[BEGIN Provided information]

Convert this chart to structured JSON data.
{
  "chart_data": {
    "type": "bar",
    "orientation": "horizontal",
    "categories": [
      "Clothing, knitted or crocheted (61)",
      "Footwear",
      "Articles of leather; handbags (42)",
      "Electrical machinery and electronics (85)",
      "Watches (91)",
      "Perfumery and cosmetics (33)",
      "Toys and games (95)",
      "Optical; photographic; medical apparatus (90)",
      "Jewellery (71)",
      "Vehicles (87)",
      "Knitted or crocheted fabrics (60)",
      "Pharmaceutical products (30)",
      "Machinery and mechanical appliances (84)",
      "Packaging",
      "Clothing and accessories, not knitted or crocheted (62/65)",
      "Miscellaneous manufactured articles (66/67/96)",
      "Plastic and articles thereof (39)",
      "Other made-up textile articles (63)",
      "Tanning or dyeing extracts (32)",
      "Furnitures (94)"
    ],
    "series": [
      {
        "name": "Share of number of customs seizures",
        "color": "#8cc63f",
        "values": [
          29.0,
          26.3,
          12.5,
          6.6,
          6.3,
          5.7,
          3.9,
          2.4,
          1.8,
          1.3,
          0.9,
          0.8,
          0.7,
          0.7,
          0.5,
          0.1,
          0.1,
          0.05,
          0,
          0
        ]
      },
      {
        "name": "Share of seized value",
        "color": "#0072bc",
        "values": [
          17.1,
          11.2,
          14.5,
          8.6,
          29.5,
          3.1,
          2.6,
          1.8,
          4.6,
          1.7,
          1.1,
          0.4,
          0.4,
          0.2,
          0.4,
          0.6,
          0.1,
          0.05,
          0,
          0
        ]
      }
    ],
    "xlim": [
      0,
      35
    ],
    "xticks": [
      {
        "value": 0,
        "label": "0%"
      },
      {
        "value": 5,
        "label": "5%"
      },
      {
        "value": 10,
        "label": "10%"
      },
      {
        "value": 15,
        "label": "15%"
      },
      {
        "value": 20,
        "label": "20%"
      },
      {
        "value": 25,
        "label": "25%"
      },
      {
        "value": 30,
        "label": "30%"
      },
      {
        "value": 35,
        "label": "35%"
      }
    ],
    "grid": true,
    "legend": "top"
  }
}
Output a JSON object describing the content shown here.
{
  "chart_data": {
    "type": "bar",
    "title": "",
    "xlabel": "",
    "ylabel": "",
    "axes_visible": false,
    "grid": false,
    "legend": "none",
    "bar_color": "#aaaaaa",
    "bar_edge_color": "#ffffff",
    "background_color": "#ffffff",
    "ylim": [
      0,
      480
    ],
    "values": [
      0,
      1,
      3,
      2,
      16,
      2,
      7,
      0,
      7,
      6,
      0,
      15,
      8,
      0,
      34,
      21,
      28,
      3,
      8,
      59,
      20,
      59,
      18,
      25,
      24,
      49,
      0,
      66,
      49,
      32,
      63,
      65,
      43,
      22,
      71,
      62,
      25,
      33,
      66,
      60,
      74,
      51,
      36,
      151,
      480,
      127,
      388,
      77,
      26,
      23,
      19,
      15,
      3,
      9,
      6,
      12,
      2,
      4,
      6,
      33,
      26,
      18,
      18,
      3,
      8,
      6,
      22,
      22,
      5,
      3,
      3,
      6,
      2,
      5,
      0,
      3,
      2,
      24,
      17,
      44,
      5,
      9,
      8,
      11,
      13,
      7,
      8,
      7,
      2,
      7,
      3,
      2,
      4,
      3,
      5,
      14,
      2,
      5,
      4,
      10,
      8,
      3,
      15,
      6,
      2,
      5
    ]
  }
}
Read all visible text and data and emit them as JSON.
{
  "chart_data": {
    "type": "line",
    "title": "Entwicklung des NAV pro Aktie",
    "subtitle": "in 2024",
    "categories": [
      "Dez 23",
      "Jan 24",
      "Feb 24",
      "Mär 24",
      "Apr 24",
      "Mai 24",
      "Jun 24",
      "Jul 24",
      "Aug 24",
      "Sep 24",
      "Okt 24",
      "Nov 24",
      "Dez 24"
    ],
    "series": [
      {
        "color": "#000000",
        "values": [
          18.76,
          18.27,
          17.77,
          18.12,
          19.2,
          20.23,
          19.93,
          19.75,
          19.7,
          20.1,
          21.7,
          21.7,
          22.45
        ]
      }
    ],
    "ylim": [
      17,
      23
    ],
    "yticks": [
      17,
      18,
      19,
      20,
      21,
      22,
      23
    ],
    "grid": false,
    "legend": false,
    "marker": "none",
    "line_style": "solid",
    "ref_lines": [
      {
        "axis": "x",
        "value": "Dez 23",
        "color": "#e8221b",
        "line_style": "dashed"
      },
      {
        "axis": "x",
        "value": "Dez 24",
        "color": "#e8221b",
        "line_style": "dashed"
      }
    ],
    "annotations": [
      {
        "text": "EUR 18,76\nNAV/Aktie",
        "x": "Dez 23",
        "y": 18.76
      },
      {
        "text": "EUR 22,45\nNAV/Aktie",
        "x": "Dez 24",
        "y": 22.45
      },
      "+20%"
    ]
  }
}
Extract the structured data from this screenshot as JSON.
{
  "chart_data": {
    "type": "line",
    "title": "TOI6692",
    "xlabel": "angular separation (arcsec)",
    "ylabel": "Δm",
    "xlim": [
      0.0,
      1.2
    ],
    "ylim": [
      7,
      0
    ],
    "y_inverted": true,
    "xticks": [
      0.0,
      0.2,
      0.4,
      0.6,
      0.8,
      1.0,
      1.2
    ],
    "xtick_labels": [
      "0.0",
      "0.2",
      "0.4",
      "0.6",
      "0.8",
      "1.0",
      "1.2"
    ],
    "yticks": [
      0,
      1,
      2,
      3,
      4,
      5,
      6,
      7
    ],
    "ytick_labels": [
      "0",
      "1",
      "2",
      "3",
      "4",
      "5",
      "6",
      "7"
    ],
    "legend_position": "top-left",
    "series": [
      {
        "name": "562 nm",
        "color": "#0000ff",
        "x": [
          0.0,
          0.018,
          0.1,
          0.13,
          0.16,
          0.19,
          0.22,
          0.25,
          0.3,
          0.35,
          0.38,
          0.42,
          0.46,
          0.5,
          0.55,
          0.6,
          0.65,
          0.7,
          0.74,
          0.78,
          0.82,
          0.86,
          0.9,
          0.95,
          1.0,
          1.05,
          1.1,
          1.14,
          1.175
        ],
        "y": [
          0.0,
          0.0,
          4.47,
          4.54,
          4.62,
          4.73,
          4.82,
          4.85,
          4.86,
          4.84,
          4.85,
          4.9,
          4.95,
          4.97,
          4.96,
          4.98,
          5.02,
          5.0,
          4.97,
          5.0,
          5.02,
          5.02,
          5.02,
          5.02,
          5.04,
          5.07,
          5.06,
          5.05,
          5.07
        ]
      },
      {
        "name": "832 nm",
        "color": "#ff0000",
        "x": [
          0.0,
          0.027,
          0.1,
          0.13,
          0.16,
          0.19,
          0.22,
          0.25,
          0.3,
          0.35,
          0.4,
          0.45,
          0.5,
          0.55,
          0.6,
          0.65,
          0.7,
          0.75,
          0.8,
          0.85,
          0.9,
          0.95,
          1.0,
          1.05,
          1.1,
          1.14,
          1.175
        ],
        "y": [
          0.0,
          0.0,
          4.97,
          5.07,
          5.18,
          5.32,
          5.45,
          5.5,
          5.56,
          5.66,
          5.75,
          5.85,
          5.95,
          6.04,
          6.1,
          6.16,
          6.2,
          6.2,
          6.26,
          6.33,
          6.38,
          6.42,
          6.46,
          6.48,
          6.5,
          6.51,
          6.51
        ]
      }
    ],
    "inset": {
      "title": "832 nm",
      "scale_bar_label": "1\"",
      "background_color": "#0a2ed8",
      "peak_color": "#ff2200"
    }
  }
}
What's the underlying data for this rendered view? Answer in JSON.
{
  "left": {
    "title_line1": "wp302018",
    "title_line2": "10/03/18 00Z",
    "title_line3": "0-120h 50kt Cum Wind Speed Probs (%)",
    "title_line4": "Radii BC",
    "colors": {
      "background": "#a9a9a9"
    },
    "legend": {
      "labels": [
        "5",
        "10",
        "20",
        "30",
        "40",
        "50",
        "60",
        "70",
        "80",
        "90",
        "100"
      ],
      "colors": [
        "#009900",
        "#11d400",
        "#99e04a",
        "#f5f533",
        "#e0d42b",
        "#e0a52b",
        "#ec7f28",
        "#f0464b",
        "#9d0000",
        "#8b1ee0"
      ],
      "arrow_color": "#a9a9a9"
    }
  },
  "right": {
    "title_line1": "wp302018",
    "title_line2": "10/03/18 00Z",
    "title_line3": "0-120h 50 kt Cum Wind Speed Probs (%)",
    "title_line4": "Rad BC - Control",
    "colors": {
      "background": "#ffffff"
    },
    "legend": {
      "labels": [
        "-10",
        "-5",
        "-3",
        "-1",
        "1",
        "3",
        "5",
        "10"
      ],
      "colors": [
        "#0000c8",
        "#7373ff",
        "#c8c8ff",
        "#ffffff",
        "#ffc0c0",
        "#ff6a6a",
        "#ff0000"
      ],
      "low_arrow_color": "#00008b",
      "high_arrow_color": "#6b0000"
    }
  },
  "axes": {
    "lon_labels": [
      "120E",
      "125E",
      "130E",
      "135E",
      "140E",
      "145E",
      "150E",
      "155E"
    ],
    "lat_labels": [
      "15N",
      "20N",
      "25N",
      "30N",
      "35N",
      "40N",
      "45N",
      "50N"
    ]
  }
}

[END Provided information]

**Instruction**:
Copy in full each line that holds the word "nNAV".

**Task result**:
        "text": "EUR 18,76\nNAV/Aktie",
        "text": "EUR 22,45\nNAV/Aktie",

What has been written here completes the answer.